The task
Word for word, set down the records and skip each picture.

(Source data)

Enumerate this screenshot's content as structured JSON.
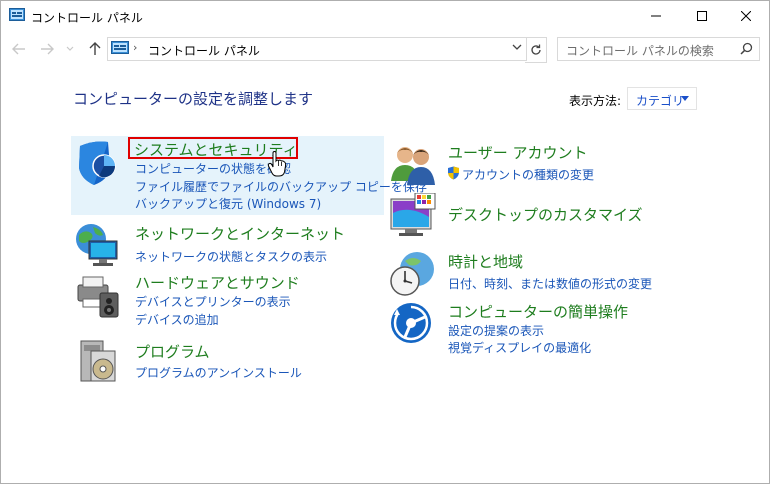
{
  "window": {
    "title": "コントロール パネル"
  },
  "address": {
    "path": "コントロール パネル",
    "search_placeholder": "コントロール パネルの検索"
  },
  "header": {
    "heading": "コンピューターの設定を調整します",
    "view_by_label": "表示方法:",
    "view_by_value": "カテゴリ"
  },
  "categories_left": [
    {
      "title": "システムとセキュリティ",
      "icon": "shield-icon",
      "links": [
        "コンピューターの状態を確認",
        "ファイル履歴でファイルのバックアップ コピーを保存",
        "バックアップと復元 (Windows 7)"
      ]
    },
    {
      "title": "ネットワークとインターネット",
      "icon": "network-globe-icon",
      "links": [
        "ネットワークの状態とタスクの表示"
      ]
    },
    {
      "title": "ハードウェアとサウンド",
      "icon": "printer-speaker-icon",
      "links": [
        "デバイスとプリンターの表示",
        "デバイスの追加"
      ]
    },
    {
      "title": "プログラム",
      "icon": "program-disc-icon",
      "links": [
        "プログラムのアンインストール"
      ]
    }
  ],
  "categories_right": [
    {
      "title": "ユーザー アカウント",
      "icon": "users-icon",
      "links": [
        "アカウントの種類の変更"
      ]
    },
    {
      "title": "デスクトップのカスタマイズ",
      "icon": "desktop-monitor-icon",
      "links": []
    },
    {
      "title": "時計と地域",
      "icon": "clock-globe-icon",
      "links": [
        "日付、時刻、または数値の形式の変更"
      ]
    },
    {
      "title": "コンピューターの簡単操作",
      "icon": "ease-of-access-icon",
      "links": [
        "設定の提案の表示",
        "視覚ディスプレイの最適化"
      ]
    }
  ],
  "colors": {
    "category_title": "#1e7d1e",
    "link": "#1a56b8",
    "heading": "#1e3287",
    "highlight_bg": "#e5f3fb",
    "highlight_border": "#e00000"
  }
}
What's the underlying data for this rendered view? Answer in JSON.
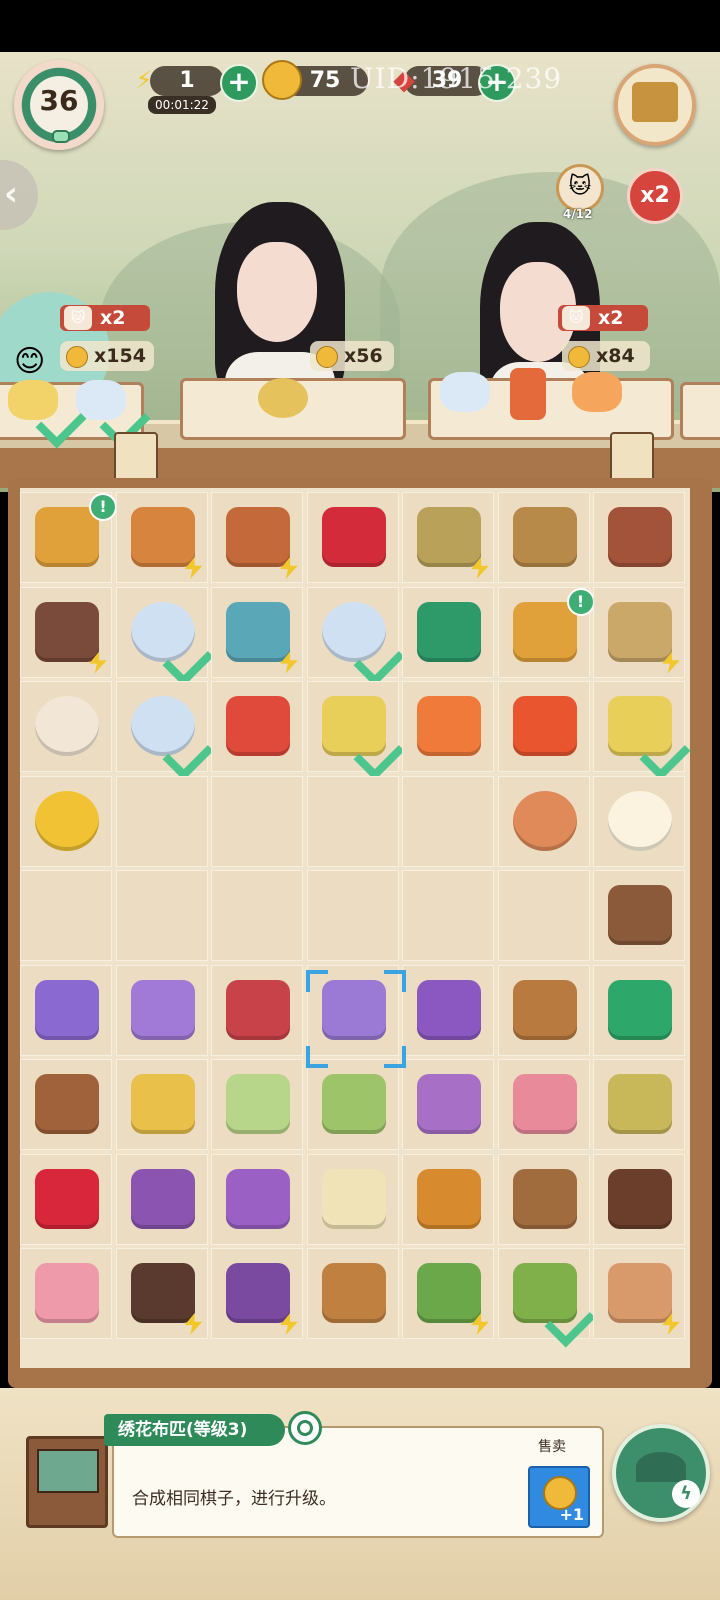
{
  "hud": {
    "level": "36",
    "energy": "1",
    "energy_timer": "00:01:22",
    "coins": "75",
    "gems": "39",
    "uid": "UID:1915 239",
    "plus": "+"
  },
  "customers": [
    {
      "id": "left",
      "multiplier": "x2",
      "reward": "x154"
    },
    {
      "id": "middle",
      "reward": "x56"
    },
    {
      "id": "right",
      "multiplier": "x2",
      "reward": "x84",
      "progress": "4/12"
    }
  ],
  "global_multiplier": "x2",
  "board": {
    "rows": [
      [
        "money-bag",
        "fruit-crate",
        "energy-gourd",
        "red-gems",
        "fruit-basket",
        "chicks-nest",
        "chicken-coop"
      ],
      [
        "treasure-chest",
        "tea-cup",
        "teapot",
        "tea-cup",
        "green-gourd",
        "money-bag",
        "scroll-box"
      ],
      [
        "dumpling",
        "tea-cup",
        "watermelon-plate",
        "fried-rice",
        "orange-lantern",
        "red-lantern",
        "fried-rice"
      ],
      [
        "gold-coins",
        "",
        "",
        "",
        "",
        "egg",
        "fried-egg"
      ],
      [
        "",
        "",
        "",
        "",
        "",
        "",
        "wood-log"
      ],
      [
        "purple-pouch",
        "folded-cloth",
        "red-fabric",
        "embroidered-cloth",
        "purple-sachet",
        "wooden-paddle",
        "mystery-box"
      ],
      [
        "wooden-planks",
        "jade-bracelet",
        "pea-soup",
        "bamboo-shoots",
        "flower-sachet",
        "peach-cake",
        "soup-pot"
      ],
      [
        "red-gem-cluster",
        "decorated-bag",
        "purple-bag",
        "popcorn-bowl",
        "roast-chicken",
        "wooden-boat",
        "covered-boat"
      ],
      [
        "flower-cake",
        "jewelry-box",
        "fabric-loom",
        "oars",
        "fruit-tree",
        "pickle-jar",
        "cake-crate"
      ]
    ]
  },
  "selected_item": {
    "name": "绣花布匹(等级3)",
    "description": "合成相同棋子，进行升级。",
    "sell_label": "售卖",
    "sell_value": "+1"
  },
  "colors": {
    "accent_green": "#2f8a5a",
    "board_bg": "#efe3cc",
    "frame": "#a7744a",
    "energy": "#f2c72c",
    "badge_red": "#d6453d"
  }
}
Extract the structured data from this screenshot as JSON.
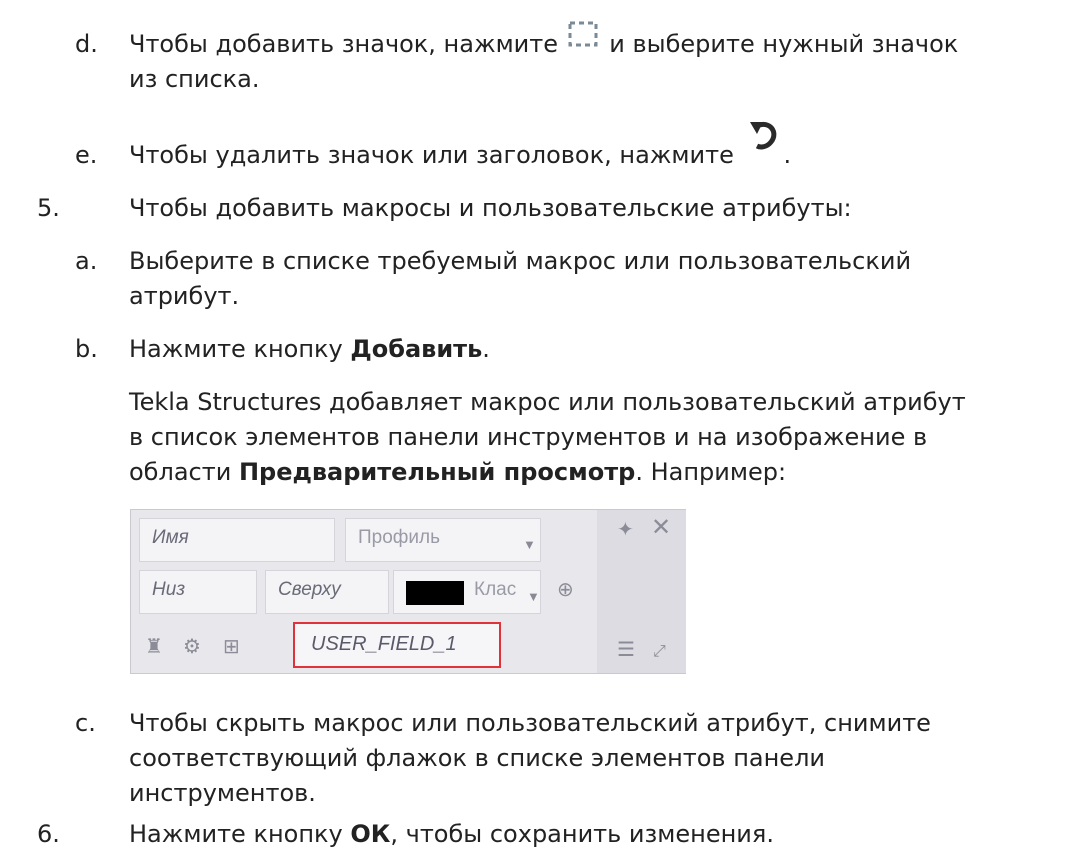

Final result
Enumerate this screenshot's content as structured JSON.
{
  "window": {
    "title": "コントロール パネル"
  },
  "address": {
    "path": "コントロール パネル",
    "search_placeholder": "コントロール パネルの検索"
  },
  "header": {
    "heading": "コンピューターの設定を調整します",
    "view_by_label": "表示方法:",
    "view_by_value": "カテゴリ"
  },
  "categories_left": [
    {
      "title": "システムとセキュリティ",
      "icon": "shield-icon",
      "links": [
        "コンピューターの状態を確認",
        "ファイル履歴でファイルのバックアップ コピーを保存",
        "バックアップと復元 (Windows 7)"
      ]
    },
    {
      "title": "ネットワークとインターネット",
      "icon": "network-globe-icon",
      "links": [
        "ネットワークの状態とタスクの表示"
      ]
    },
    {
      "title": "ハードウェアとサウンド",
      "icon": "printer-speaker-icon",
      "links": [
        "デバイスとプリンターの表示",
        "デバイスの追加"
      ]
    },
    {
      "title": "プログラム",
      "icon": "program-disc-icon",
      "links": [
        "プログラムのアンインストール"
      ]
    }
  ],
  "categories_right": [
    {
      "title": "ユーザー アカウント",
      "icon": "users-icon",
      "links": [
        "アカウントの種類の変更"
      ]
    },
    {
      "title": "デスクトップのカスタマイズ",
      "icon": "desktop-monitor-icon",
      "links": []
    },
    {
      "title": "時計と地域",
      "icon": "clock-globe-icon",
      "links": [
        "日付、時刻、または数値の形式の変更"
      ]
    },
    {
      "title": "コンピューターの簡単操作",
      "icon": "ease-of-access-icon",
      "links": [
        "設定の提案の表示",
        "視覚ディスプレイの最適化"
      ]
    }
  ],
  "colors": {
    "category_title": "#1e7d1e",
    "link": "#1a56b8",
    "heading": "#1e3287",
    "highlight_bg": "#e5f3fb",
    "highlight_border": "#e00000"
  }
}
What's the underlying data for this rendered view? Answer in JSON.
{
  "hud": {
    "level": "36",
    "energy": "1",
    "energy_timer": "00:01:22",
    "coins": "75",
    "gems": "39",
    "uid": "UID:1915 239",
    "plus": "+"
  },
  "customers": [
    {
      "id": "left",
      "multiplier": "x2",
      "reward": "x154"
    },
    {
      "id": "middle",
      "reward": "x56"
    },
    {
      "id": "right",
      "multiplier": "x2",
      "reward": "x84",
      "progress": "4/12"
    }
  ],
  "global_multiplier": "x2",
  "board": {
    "rows": [
      [
        "money-bag",
        "fruit-crate",
        "energy-gourd",
        "red-gems",
        "fruit-basket",
        "chicks-nest",
        "chicken-coop"
      ],
      [
        "treasure-chest",
        "tea-cup",
        "teapot",
        "tea-cup",
        "green-gourd",
        "money-bag",
        "scroll-box"
      ],
      [
        "dumpling",
        "tea-cup",
        "watermelon-plate",
        "fried-rice",
        "orange-lantern",
        "red-lantern",
        "fried-rice"
      ],
      [
        "gold-coins",
        "",
        "",
        "",
        "",
        "egg",
        "fried-egg"
      ],
      [
        "",
        "",
        "",
        "",
        "",
        "",
        "wood-log"
      ],
      [
        "purple-pouch",
        "folded-cloth",
        "red-fabric",
        "embroidered-cloth",
        "purple-sachet",
        "wooden-paddle",
        "mystery-box"
      ],
      [
        "wooden-planks",
        "jade-bracelet",
        "pea-soup",
        "bamboo-shoots",
        "flower-sachet",
        "peach-cake",
        "soup-pot"
      ],
      [
        "red-gem-cluster",
        "decorated-bag",
        "purple-bag",
        "popcorn-bowl",
        "roast-chicken",
        "wooden-boat",
        "covered-boat"
      ],
      [
        "flower-cake",
        "jewelry-box",
        "fabric-loom",
        "oars",
        "fruit-tree",
        "pickle-jar",
        "cake-crate"
      ]
    ]
  },
  "selected_item": {
    "name": "绣花布匹(等级3)",
    "description": "合成相同棋子，进行升级。",
    "sell_label": "售卖",
    "sell_value": "+1"
  },
  "colors": {
    "accent_green": "#2f8a5a",
    "board_bg": "#efe3cc",
    "frame": "#a7744a",
    "energy": "#f2c72c",
    "badge_red": "#d6453d"
  }
}
Extract the structured data from this screenshot as JSON.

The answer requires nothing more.